"""

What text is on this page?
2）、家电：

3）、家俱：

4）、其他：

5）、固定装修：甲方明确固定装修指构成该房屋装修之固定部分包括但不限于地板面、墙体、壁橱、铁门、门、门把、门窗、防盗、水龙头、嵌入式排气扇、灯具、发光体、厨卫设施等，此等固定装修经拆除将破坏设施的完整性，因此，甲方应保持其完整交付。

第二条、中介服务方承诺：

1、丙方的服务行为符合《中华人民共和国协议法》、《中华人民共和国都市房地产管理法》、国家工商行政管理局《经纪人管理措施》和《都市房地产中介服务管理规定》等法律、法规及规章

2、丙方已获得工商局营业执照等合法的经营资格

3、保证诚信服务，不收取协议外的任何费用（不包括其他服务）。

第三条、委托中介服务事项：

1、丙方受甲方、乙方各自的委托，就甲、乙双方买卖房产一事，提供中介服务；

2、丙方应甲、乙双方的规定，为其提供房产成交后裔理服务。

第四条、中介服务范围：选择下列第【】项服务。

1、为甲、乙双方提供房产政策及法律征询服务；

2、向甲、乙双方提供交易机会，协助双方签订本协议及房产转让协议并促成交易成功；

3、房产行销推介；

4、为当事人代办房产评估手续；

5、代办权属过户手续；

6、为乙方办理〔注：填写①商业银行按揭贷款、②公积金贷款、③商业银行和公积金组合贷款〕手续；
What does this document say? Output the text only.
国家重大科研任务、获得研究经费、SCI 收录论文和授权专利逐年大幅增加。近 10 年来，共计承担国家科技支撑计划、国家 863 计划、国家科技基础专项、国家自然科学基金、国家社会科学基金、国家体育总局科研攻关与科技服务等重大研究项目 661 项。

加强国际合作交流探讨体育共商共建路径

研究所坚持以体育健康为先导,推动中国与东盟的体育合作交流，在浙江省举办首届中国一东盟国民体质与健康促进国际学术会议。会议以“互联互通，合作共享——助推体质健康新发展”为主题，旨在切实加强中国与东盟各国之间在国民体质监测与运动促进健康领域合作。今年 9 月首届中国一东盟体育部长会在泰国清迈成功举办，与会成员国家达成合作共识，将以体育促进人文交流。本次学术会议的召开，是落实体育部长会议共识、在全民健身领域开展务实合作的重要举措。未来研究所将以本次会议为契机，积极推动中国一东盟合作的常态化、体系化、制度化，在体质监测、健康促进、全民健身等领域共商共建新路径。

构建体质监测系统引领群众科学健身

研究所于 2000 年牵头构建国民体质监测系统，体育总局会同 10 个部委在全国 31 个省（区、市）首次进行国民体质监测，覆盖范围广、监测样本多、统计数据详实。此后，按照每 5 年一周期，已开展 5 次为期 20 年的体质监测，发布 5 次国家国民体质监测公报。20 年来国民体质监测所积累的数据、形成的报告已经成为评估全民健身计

"""

◆ WHAT IS NEEDED
Your answer should be a single number: the count of lines in the entries that contain the word "text".

◆ SOLUTION TO THE PROBLEM
2